## TASK TO COMPLETE
Transcribe every line of the data below without altering a single character.

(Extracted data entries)
◆ ◆ ◆ ◆
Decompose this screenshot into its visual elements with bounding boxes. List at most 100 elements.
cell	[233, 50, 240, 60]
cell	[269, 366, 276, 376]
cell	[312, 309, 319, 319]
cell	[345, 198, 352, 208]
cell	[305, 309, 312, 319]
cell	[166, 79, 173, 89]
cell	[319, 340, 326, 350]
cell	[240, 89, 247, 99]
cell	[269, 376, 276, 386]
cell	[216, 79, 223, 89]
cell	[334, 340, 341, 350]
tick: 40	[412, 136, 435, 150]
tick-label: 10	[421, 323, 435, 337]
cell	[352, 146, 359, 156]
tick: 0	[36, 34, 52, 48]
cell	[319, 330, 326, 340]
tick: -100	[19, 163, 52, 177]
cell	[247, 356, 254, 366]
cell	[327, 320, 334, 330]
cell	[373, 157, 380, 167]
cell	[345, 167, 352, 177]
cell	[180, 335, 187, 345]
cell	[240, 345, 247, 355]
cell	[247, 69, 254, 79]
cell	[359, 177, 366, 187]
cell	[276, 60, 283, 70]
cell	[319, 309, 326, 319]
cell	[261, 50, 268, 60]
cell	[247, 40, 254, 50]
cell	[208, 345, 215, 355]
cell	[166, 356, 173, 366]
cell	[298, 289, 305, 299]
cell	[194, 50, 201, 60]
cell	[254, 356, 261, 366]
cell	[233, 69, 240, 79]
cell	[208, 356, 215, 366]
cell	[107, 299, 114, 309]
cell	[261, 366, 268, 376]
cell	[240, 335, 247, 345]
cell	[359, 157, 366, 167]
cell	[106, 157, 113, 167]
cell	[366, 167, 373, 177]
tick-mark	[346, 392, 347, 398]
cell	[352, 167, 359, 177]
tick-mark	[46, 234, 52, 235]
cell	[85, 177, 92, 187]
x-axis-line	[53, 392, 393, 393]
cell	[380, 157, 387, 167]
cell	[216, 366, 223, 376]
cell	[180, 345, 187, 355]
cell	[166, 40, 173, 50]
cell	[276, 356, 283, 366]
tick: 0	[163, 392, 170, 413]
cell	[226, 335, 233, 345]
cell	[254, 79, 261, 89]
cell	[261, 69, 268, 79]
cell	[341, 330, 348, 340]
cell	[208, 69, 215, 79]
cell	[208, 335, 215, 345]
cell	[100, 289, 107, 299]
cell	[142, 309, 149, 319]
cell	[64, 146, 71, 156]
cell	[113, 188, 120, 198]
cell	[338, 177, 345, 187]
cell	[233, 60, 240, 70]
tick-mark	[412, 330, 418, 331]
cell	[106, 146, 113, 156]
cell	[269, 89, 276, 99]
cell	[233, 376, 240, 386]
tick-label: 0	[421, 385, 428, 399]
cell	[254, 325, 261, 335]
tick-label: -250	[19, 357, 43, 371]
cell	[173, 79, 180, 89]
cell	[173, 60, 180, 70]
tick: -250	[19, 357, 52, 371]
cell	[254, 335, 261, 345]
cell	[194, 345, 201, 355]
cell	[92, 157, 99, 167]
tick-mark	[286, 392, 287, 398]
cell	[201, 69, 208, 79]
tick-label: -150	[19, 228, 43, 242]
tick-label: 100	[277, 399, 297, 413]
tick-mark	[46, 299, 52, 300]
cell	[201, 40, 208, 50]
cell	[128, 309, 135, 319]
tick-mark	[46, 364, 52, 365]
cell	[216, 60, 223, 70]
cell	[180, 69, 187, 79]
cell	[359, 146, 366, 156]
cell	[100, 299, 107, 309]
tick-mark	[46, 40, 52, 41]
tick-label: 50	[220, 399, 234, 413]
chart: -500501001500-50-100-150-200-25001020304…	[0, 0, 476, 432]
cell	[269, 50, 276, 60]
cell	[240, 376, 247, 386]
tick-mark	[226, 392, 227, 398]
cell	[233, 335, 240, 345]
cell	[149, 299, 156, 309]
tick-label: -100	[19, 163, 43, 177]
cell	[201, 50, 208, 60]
◆ ◆ ◆ ◆
## EXERCISE OUTPUT
Decompose this screenshot into its visual elements with bounding boxes. List at most 100 elements.
cell	[233, 50, 240, 60]
cell	[269, 366, 276, 376]
cell	[312, 309, 319, 319]
cell	[345, 198, 352, 208]
cell	[305, 309, 312, 319]
cell	[166, 79, 173, 89]
cell	[319, 340, 326, 350]
cell	[240, 89, 247, 99]
cell	[269, 376, 276, 386]
cell	[216, 79, 223, 89]
cell	[334, 340, 341, 350]
tick: 40	[412, 136, 435, 150]
tick-label: 10	[421, 323, 435, 337]
cell	[352, 146, 359, 156]
tick: 0	[36, 34, 52, 48]
cell	[319, 330, 326, 340]
tick: -100	[19, 163, 52, 177]
cell	[247, 356, 254, 366]
cell	[327, 320, 334, 330]
cell	[373, 157, 380, 167]
cell	[345, 167, 352, 177]
cell	[180, 335, 187, 345]
cell	[240, 345, 247, 355]
cell	[247, 69, 254, 79]
cell	[359, 177, 366, 187]
cell	[276, 60, 283, 70]
cell	[319, 309, 326, 319]
cell	[261, 50, 268, 60]
cell	[247, 40, 254, 50]
cell	[208, 345, 215, 355]
cell	[166, 356, 173, 366]
cell	[298, 289, 305, 299]
cell	[194, 50, 201, 60]
cell	[254, 356, 261, 366]
cell	[233, 69, 240, 79]
cell	[208, 356, 215, 366]
cell	[107, 299, 114, 309]
cell	[261, 366, 268, 376]
cell	[240, 335, 247, 345]
cell	[359, 157, 366, 167]
cell	[106, 157, 113, 167]
cell	[366, 167, 373, 177]
tick-mark	[346, 392, 347, 398]
cell	[352, 167, 359, 177]
tick-mark	[46, 234, 52, 235]
cell	[85, 177, 92, 187]
x-axis-line	[53, 392, 393, 393]
cell	[380, 157, 387, 167]
cell	[216, 366, 223, 376]
cell	[180, 345, 187, 355]
cell	[166, 40, 173, 50]
cell	[276, 356, 283, 366]
tick: 0	[163, 392, 170, 413]
cell	[226, 335, 233, 345]
cell	[254, 79, 261, 89]
cell	[261, 69, 268, 79]
cell	[341, 330, 348, 340]
cell	[208, 69, 215, 79]
cell	[208, 335, 215, 345]
cell	[100, 289, 107, 299]
cell	[142, 309, 149, 319]
cell	[64, 146, 71, 156]
cell	[113, 188, 120, 198]
cell	[338, 177, 345, 187]
cell	[233, 60, 240, 70]
tick-mark	[412, 330, 418, 331]
cell	[106, 146, 113, 156]
cell	[269, 89, 276, 99]
cell	[233, 376, 240, 386]
tick-label: 0	[421, 385, 428, 399]
cell	[254, 325, 261, 335]
tick-label: -250	[19, 357, 43, 371]
cell	[173, 79, 180, 89]
cell	[173, 60, 180, 70]
tick: -250	[19, 357, 52, 371]
cell	[254, 335, 261, 345]
cell	[194, 345, 201, 355]
cell	[92, 157, 99, 167]
tick-mark	[286, 392, 287, 398]
cell	[201, 69, 208, 79]
tick-label: -150	[19, 228, 43, 242]
tick-label: 100	[277, 399, 297, 413]
tick-mark	[46, 299, 52, 300]
cell	[201, 40, 208, 50]
cell	[128, 309, 135, 319]
tick-mark	[46, 364, 52, 365]
cell	[216, 60, 223, 70]
cell	[180, 69, 187, 79]
cell	[359, 146, 366, 156]
cell	[100, 299, 107, 309]
tick-mark	[46, 40, 52, 41]
tick-label: 50	[220, 399, 234, 413]
chart: -500501001500-50-100-150-200-25001020304…	[0, 0, 476, 432]
cell	[269, 50, 276, 60]
cell	[240, 376, 247, 386]
tick-mark	[226, 392, 227, 398]
cell	[233, 335, 240, 345]
cell	[149, 299, 156, 309]
tick-label: -100	[19, 163, 43, 177]
cell	[201, 50, 208, 60]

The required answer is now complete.